* Task objective *
Beneath this sentence is a set of records; write each of them out exactly.

---- Records shown

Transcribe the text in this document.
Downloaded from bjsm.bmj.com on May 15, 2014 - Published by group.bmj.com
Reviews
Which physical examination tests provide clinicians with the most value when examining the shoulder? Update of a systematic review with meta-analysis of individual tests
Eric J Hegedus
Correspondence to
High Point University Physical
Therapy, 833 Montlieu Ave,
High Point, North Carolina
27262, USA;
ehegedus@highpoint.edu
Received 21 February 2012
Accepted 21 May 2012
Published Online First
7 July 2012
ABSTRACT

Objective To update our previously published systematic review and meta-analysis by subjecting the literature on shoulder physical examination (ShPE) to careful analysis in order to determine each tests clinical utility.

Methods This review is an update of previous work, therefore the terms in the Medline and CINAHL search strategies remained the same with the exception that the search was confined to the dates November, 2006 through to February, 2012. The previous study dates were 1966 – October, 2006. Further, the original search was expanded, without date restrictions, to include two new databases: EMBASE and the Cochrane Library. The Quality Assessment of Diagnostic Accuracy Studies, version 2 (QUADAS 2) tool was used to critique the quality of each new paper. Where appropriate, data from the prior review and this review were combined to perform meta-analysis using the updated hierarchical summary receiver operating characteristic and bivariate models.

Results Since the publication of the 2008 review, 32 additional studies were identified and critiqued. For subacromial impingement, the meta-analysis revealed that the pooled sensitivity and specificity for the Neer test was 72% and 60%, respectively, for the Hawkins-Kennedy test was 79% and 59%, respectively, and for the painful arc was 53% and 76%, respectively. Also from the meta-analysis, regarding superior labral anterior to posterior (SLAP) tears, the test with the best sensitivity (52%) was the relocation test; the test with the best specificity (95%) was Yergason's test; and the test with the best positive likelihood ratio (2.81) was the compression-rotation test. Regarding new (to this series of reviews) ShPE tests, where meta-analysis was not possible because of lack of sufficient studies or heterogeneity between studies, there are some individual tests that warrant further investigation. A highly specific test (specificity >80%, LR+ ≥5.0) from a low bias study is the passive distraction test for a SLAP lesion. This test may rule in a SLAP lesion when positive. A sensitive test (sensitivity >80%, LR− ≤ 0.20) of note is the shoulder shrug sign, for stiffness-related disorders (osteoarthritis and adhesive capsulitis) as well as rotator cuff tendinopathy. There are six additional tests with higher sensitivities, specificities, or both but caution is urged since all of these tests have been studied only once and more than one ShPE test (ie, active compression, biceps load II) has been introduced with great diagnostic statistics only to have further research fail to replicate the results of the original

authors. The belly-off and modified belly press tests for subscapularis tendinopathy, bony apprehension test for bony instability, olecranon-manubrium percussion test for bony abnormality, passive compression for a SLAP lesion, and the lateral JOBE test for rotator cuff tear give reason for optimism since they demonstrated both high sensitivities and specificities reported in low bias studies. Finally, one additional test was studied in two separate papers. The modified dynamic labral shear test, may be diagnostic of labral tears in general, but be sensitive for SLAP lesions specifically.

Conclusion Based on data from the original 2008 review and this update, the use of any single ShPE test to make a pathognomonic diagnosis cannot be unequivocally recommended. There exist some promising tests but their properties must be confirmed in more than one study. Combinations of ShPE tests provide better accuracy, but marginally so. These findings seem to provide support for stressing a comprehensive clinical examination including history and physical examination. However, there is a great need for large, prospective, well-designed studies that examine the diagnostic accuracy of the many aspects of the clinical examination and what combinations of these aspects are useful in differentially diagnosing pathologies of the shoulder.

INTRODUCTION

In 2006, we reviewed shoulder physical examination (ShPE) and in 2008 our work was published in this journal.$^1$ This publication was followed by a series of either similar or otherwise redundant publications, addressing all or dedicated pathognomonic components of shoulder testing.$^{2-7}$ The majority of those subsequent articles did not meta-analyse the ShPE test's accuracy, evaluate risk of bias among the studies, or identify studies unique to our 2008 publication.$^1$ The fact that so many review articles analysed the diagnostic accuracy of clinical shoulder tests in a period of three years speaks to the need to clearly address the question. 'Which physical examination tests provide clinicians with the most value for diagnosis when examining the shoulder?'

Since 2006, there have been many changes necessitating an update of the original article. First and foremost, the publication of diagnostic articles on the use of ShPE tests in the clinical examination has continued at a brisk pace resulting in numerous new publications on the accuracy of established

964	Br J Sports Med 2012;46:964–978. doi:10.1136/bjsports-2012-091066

--------

* Task solution *
Transcribe the text in this document.
Downloaded from bjsm.bmj.com on May 15, 2014 - Published by group.bmj.com
Reviews
Which physical examination tests provide clinicians with the most value when examining the shoulder? Update of a systematic review with meta-analysis of individual tests
Eric J Hegedus
Correspondence to
High Point University Physical
Therapy, 833 Montlieu Ave,
High Point, North Carolina
27262, USA;
ehegedus@highpoint.edu
Received 21 February 2012
Accepted 21 May 2012
Published Online First
7 July 2012
ABSTRACT

Objective To update our previously published systematic review and meta-analysis by subjecting the literature on shoulder physical examination (ShPE) to careful analysis in order to determine each tests clinical utility.

Methods This review is an update of previous work, therefore the terms in the Medline and CINAHL search strategies remained the same with the exception that the search was confined to the dates November, 2006 through to February, 2012. The previous study dates were 1966 – October, 2006. Further, the original search was expanded, without date restrictions, to include two new databases: EMBASE and the Cochrane Library. The Quality Assessment of Diagnostic Accuracy Studies, version 2 (QUADAS 2) tool was used to critique the quality of each new paper. Where appropriate, data from the prior review and this review were combined to perform meta-analysis using the updated hierarchical summary receiver operating characteristic and bivariate models.

Results Since the publication of the 2008 review, 32 additional studies were identified and critiqued. For subacromial impingement, the meta-analysis revealed that the pooled sensitivity and specificity for the Neer test was 72% and 60%, respectively, for the Hawkins-Kennedy test was 79% and 59%, respectively, and for the painful arc was 53% and 76%, respectively. Also from the meta-analysis, regarding superior labral anterior to posterior (SLAP) tears, the test with the best sensitivity (52%) was the relocation test; the test with the best specificity (95%) was Yergason's test; and the test with the best positive likelihood ratio (2.81) was the compression-rotation test. Regarding new (to this series of reviews) ShPE tests, where meta-analysis was not possible because of lack of sufficient studies or heterogeneity between studies, there are some individual tests that warrant further investigation. A highly specific test (specificity >80%, LR+ ≥5.0) from a low bias study is the passive distraction test for a SLAP lesion. This test may rule in a SLAP lesion when positive. A sensitive test (sensitivity >80%, LR− ≤ 0.20) of note is the shoulder shrug sign, for stiffness-related disorders (osteoarthritis and adhesive capsulitis) as well as rotator cuff tendinopathy. There are six additional tests with higher sensitivities, specificities, or both but caution is urged since all of these tests have been studied only once and more than one ShPE test (ie, active compression, biceps load II) has been introduced with great diagnostic statistics only to have further research fail to replicate the results of the original

authors. The belly-off and modified belly press tests for subscapularis tendinopathy, bony apprehension test for bony instability, olecranon-manubrium percussion test for bony abnormality, passive compression for a SLAP lesion, and the lateral JOBE test for rotator cuff tear give reason for optimism since they demonstrated both high sensitivities and specificities reported in low bias studies. Finally, one additional test was studied in two separate papers. The modified dynamic labral shear test, may be diagnostic of labral tears in general, but be sensitive for SLAP lesions specifically.

Conclusion Based on data from the original 2008 review and this update, the use of any single ShPE test to make a pathognomonic diagnosis cannot be unequivocally recommended. There exist some promising tests but their properties must be confirmed in more than one study. Combinations of ShPE tests provide better accuracy, but marginally so. These findings seem to provide support for stressing a comprehensive clinical examination including history and physical examination. However, there is a great need for large, prospective, well-designed studies that examine the diagnostic accuracy of the many aspects of the clinical examination and what combinations of these aspects are useful in differentially diagnosing pathologies of the shoulder.

INTRODUCTION

In 2006, we reviewed shoulder physical examination (ShPE) and in 2008 our work was published in this journal.$^1$ This publication was followed by a series of either similar or otherwise redundant publications, addressing all or dedicated pathognomonic components of shoulder testing.$^{2-7}$ The majority of those subsequent articles did not meta-analyse the ShPE test's accuracy, evaluate risk of bias among the studies, or identify studies unique to our 2008 publication.$^1$ The fact that so many review articles analysed the diagnostic accuracy of clinical shoulder tests in a period of three years speaks to the need to clearly address the question. 'Which physical examination tests provide clinicians with the most value for diagnosis when examining the shoulder?'

Since 2006, there have been many changes necessitating an update of the original article. First and foremost, the publication of diagnostic articles on the use of ShPE tests in the clinical examination has continued at a brisk pace resulting in numerous new publications on the accuracy of established

964	Br J Sports Med 2012;46:964–978. doi:10.1136/bjsports-2012-091066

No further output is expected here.